- _Part of a data file_
:::
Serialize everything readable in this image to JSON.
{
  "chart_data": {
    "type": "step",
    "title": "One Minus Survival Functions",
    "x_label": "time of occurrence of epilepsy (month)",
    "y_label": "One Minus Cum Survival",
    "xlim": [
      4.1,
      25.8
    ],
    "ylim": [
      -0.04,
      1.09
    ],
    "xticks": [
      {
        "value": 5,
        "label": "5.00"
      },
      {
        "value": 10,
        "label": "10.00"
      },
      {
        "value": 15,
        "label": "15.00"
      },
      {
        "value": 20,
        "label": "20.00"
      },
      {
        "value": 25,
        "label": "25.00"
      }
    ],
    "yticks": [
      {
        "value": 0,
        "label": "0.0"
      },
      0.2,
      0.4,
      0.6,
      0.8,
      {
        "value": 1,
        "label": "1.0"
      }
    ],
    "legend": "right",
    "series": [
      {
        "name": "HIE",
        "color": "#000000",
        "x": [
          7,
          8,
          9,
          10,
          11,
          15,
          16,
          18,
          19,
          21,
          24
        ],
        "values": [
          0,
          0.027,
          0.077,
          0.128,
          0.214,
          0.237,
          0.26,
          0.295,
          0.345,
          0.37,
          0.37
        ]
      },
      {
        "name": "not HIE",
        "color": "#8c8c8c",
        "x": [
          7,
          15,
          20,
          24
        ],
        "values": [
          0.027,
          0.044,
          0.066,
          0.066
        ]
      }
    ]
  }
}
:::
- _REQUEST_
Reply with one number only: how many lines of the listing hold "Survival"?

- _CORRECT RESPONSE_
2